Exercise data
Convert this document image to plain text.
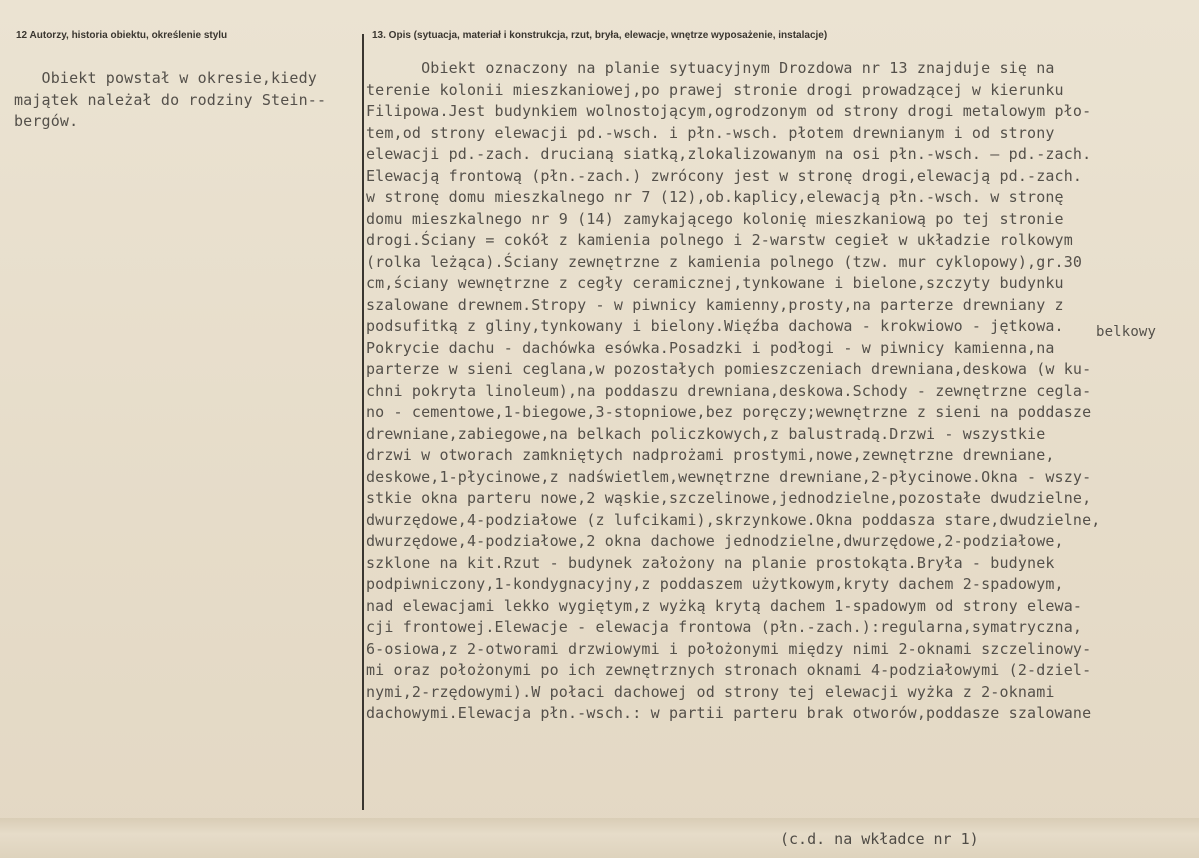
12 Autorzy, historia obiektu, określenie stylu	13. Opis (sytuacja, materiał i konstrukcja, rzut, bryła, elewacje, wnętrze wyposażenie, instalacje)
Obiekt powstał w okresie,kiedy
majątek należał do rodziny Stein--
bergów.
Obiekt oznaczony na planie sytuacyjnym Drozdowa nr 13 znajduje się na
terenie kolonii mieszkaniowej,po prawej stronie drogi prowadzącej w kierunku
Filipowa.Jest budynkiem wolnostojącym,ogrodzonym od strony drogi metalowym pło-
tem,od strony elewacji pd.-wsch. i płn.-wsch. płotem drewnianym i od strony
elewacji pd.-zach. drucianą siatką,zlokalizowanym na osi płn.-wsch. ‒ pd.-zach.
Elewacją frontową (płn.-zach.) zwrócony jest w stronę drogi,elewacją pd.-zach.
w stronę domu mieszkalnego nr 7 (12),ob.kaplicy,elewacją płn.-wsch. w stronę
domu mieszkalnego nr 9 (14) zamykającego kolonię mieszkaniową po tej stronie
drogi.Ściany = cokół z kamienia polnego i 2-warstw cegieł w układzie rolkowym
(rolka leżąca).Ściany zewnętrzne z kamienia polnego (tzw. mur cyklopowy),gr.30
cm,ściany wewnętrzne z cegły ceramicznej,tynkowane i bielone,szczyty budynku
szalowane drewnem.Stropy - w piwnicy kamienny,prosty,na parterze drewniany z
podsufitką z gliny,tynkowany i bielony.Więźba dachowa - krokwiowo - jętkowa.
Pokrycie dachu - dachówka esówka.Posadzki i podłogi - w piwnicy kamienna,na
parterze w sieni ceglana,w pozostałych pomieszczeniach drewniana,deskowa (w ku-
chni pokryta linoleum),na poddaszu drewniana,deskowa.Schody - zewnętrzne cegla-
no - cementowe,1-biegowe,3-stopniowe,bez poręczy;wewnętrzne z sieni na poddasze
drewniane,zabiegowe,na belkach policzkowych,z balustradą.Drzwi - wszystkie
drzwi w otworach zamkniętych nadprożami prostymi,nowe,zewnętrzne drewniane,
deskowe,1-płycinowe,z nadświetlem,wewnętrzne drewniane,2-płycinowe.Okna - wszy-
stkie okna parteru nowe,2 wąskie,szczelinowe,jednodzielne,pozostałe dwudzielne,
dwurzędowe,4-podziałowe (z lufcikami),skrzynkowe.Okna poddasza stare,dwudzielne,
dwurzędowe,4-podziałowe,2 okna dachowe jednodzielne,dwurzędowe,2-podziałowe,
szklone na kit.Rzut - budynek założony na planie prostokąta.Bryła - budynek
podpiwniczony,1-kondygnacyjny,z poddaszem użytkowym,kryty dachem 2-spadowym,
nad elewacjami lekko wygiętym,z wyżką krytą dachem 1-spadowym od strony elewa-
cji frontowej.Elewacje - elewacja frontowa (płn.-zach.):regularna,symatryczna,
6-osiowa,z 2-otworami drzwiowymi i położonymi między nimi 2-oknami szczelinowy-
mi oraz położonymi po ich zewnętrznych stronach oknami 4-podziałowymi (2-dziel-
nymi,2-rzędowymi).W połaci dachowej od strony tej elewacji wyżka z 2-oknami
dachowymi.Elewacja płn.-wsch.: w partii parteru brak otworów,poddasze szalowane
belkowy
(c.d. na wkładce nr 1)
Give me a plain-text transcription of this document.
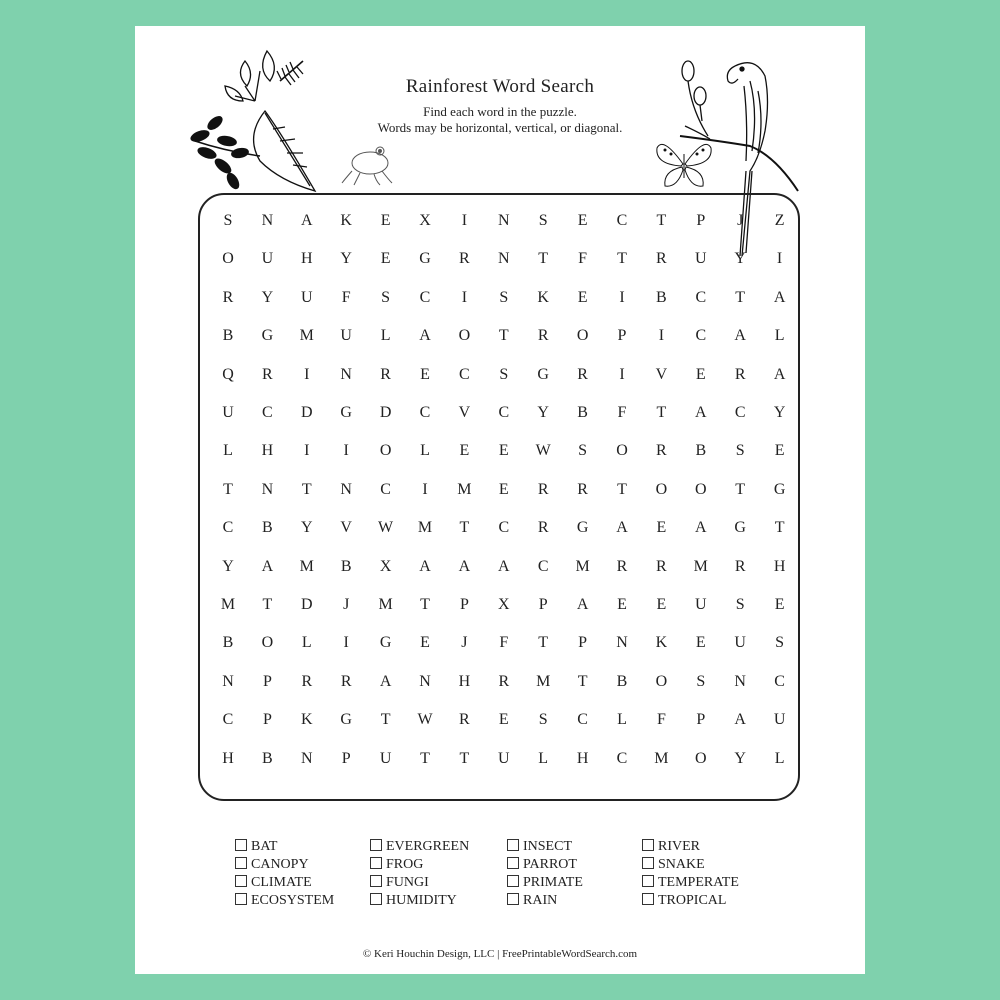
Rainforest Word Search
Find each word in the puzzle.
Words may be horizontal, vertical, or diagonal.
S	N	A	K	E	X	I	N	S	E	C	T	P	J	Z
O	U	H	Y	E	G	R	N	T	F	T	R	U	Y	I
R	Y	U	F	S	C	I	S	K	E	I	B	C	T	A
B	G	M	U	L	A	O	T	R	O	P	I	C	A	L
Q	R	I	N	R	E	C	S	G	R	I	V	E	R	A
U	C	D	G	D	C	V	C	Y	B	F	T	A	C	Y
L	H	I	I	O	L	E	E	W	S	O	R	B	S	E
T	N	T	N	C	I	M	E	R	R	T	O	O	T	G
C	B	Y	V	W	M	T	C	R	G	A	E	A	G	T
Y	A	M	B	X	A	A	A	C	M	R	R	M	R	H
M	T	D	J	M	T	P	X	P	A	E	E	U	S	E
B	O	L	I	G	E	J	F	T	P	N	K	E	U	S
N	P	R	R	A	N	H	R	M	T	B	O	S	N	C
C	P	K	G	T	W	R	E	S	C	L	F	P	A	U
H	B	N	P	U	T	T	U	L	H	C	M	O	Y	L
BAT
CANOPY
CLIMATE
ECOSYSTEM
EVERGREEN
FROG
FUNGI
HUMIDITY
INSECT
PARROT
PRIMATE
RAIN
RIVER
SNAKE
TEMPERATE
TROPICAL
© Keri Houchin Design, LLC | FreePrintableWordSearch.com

--

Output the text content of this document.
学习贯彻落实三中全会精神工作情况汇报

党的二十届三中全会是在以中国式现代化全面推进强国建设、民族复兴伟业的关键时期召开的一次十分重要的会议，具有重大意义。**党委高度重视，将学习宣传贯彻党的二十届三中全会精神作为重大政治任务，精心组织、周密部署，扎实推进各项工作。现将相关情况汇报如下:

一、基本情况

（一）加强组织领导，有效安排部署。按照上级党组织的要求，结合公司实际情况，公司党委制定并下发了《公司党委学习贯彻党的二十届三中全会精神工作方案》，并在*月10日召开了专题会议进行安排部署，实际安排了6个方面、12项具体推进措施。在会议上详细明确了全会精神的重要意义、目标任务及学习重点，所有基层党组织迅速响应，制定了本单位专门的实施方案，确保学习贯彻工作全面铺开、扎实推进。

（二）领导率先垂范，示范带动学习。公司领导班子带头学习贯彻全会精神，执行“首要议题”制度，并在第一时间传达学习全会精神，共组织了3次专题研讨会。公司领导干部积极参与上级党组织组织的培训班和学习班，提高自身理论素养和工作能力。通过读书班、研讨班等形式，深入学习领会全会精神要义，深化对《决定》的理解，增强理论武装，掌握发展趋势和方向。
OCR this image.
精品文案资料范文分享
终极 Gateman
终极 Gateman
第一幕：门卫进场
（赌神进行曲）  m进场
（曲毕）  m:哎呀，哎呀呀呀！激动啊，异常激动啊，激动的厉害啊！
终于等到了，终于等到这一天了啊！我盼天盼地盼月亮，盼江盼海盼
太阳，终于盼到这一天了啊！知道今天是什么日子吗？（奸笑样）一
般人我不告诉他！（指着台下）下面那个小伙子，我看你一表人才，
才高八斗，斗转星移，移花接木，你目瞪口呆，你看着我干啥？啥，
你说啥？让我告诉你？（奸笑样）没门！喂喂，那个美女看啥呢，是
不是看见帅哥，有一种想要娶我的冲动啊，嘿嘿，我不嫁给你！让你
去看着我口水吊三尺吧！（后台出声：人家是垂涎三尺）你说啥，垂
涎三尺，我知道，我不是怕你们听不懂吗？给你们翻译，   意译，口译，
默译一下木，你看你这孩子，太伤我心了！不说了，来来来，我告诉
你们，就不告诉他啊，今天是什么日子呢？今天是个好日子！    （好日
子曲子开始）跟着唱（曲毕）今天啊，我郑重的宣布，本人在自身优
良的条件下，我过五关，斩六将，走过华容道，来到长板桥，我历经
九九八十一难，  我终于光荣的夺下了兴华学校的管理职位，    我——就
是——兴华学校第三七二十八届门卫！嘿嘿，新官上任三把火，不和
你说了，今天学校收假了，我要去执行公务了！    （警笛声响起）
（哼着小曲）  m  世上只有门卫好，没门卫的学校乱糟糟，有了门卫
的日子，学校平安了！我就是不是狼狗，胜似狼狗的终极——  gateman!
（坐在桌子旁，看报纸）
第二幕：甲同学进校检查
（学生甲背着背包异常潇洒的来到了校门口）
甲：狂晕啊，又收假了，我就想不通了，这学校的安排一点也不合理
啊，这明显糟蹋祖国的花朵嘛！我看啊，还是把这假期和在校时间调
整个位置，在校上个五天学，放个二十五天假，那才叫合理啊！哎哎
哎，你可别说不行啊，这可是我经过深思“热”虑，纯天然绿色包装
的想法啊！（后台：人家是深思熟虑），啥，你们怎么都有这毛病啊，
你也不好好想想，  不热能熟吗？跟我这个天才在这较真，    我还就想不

==

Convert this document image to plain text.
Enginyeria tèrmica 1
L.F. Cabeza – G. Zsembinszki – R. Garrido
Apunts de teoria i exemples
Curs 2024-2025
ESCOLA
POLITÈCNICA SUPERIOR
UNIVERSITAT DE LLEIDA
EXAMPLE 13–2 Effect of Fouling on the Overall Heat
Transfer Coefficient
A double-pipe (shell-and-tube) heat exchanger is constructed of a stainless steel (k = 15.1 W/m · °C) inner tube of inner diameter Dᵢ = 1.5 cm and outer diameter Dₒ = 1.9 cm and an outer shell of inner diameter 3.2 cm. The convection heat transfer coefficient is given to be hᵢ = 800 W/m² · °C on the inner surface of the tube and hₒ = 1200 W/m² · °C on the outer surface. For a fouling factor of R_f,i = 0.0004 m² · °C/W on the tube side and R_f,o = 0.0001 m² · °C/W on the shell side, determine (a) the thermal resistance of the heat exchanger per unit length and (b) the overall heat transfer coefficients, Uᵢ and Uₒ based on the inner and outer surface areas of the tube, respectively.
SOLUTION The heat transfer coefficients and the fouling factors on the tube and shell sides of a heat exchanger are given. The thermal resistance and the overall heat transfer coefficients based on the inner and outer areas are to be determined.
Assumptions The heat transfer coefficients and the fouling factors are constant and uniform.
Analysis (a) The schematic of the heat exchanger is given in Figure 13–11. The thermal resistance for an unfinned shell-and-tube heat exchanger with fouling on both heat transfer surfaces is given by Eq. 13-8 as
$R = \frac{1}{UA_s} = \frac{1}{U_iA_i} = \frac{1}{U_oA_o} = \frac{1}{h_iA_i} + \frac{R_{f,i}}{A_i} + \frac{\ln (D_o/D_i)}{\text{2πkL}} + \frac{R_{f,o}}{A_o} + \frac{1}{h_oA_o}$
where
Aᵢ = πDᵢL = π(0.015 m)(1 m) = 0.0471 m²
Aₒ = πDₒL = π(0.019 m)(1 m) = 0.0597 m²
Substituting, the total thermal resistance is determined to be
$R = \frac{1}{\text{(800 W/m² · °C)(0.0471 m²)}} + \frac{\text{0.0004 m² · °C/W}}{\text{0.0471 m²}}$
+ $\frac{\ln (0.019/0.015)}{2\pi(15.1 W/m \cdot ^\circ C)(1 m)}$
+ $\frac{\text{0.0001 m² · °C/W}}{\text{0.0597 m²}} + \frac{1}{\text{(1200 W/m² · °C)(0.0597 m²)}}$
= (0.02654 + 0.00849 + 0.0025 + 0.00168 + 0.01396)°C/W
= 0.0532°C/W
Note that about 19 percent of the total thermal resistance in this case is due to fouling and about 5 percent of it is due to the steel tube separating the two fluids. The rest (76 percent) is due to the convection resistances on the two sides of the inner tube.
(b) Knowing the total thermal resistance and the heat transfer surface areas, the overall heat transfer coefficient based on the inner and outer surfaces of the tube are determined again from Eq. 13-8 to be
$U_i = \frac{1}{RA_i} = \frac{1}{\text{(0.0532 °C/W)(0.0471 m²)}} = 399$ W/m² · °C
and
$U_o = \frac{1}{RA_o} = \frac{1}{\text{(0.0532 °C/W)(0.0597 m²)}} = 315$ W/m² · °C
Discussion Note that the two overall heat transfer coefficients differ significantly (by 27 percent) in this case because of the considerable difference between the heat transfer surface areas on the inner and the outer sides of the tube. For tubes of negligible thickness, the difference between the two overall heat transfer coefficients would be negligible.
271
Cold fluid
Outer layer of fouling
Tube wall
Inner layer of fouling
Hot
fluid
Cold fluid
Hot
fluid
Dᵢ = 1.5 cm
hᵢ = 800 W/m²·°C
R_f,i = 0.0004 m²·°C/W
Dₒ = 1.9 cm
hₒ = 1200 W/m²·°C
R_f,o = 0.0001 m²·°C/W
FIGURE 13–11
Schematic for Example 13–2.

Problem details
Search the listing for the string "planie". Copy each line where it turns up.

Output of the exercise
Obiekt oznaczony na planie sytuacyjnym Drozdowa nr 13 znajduje się na
szklone na kit.Rzut - budynek założony na planie prostokąta.Bryła - budynek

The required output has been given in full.